— begin Provided records —

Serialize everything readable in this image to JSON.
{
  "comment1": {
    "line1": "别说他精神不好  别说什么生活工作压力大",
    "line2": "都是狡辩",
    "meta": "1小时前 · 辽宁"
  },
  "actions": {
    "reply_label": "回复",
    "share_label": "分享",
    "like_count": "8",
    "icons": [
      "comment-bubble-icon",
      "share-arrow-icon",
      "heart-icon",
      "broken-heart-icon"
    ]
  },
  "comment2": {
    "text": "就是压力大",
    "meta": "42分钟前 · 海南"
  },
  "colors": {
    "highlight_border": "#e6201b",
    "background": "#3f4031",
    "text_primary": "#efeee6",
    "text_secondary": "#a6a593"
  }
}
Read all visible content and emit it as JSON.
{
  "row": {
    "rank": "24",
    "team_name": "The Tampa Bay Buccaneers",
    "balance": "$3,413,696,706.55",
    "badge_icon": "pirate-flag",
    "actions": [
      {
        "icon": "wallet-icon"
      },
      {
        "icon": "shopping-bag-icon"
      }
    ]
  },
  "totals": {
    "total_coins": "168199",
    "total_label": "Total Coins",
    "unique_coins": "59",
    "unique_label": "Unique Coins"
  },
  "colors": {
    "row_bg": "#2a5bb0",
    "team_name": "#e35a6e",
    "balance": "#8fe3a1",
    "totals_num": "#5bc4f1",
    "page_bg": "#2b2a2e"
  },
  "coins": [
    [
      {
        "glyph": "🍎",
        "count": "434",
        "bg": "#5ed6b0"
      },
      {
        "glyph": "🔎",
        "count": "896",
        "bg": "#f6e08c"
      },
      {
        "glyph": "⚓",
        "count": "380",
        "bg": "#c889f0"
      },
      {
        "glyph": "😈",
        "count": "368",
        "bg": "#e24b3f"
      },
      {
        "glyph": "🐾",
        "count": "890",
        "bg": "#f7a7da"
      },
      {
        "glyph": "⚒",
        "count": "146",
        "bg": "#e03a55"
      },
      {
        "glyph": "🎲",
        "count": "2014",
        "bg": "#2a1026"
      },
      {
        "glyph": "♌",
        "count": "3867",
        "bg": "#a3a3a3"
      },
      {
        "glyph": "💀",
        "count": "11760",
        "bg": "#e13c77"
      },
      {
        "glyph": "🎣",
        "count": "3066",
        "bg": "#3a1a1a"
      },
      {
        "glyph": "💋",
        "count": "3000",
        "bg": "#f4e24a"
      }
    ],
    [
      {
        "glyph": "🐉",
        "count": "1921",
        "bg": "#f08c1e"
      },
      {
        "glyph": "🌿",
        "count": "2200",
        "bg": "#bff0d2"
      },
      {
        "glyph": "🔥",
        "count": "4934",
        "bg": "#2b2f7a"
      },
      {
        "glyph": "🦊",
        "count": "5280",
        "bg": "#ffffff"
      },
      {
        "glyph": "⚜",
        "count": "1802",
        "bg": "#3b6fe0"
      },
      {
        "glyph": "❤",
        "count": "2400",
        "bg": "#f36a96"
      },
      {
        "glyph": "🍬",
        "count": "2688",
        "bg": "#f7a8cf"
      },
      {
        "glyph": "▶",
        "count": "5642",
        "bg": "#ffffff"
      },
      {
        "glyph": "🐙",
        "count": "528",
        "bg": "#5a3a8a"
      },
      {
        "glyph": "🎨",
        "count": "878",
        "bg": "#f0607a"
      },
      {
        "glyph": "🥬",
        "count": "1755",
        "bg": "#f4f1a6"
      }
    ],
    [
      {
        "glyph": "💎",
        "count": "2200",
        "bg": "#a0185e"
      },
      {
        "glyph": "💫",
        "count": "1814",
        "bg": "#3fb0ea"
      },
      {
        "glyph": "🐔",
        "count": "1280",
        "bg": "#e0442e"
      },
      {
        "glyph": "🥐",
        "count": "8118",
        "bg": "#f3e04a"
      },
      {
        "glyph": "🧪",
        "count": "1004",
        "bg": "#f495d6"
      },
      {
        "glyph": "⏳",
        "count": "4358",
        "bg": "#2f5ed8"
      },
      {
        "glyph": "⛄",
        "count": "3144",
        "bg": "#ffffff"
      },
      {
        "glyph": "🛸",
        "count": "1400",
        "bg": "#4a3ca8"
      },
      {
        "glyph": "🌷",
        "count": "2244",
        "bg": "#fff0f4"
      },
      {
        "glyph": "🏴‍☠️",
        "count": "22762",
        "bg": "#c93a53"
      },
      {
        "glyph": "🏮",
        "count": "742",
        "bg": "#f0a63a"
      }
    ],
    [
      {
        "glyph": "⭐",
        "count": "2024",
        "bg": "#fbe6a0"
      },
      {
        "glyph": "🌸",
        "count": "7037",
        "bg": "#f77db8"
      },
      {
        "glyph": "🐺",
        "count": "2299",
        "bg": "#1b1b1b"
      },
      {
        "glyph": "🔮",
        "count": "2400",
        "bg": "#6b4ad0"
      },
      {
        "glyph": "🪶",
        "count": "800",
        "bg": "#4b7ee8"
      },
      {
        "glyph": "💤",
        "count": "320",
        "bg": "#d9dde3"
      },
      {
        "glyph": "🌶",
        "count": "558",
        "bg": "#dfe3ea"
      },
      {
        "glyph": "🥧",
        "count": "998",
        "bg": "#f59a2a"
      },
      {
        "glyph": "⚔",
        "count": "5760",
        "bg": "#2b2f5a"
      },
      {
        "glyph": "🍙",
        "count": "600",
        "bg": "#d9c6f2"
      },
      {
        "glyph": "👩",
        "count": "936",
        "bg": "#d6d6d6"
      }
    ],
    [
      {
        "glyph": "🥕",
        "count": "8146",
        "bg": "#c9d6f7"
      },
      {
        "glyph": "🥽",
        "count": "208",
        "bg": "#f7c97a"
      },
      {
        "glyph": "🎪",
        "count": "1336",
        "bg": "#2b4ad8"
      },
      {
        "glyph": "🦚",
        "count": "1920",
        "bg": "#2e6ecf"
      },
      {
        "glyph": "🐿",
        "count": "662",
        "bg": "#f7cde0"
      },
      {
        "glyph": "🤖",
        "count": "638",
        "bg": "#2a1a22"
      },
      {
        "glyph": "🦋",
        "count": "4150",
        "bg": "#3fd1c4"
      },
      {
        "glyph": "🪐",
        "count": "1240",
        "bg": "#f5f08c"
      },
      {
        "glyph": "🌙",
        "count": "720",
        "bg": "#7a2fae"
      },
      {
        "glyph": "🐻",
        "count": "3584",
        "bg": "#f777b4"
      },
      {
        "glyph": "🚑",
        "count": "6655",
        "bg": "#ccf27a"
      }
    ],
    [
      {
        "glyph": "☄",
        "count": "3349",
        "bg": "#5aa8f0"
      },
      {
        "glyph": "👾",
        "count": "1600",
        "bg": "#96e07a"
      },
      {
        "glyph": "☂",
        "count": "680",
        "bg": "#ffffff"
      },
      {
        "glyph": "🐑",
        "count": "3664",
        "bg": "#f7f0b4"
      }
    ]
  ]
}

— end Provided records —
— begin Provided records —

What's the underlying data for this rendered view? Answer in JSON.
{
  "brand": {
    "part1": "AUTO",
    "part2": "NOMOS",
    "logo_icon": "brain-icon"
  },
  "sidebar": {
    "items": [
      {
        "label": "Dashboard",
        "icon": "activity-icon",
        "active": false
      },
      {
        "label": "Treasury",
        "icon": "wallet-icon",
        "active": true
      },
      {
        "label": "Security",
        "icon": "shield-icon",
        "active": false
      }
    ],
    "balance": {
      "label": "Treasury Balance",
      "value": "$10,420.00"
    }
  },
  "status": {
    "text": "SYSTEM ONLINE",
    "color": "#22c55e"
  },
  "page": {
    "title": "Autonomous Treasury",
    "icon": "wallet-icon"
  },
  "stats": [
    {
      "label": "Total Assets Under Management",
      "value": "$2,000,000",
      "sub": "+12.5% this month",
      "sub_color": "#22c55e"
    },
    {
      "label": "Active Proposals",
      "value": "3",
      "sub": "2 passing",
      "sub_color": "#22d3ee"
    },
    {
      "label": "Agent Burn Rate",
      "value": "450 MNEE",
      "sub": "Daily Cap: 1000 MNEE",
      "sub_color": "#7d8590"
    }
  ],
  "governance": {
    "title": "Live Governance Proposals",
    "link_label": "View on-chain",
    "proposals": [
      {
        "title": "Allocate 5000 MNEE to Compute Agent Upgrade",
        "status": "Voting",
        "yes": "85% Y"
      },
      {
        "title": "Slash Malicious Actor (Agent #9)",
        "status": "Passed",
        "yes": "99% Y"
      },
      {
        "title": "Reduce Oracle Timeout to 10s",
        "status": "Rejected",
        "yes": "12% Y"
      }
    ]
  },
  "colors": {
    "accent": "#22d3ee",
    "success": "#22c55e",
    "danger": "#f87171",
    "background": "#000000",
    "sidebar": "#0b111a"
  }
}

— end Provided records —

(What you have to do): Show the lines that mention the word "background".

(Written response):
    "background": "#3f4031",
    "background": "#000000",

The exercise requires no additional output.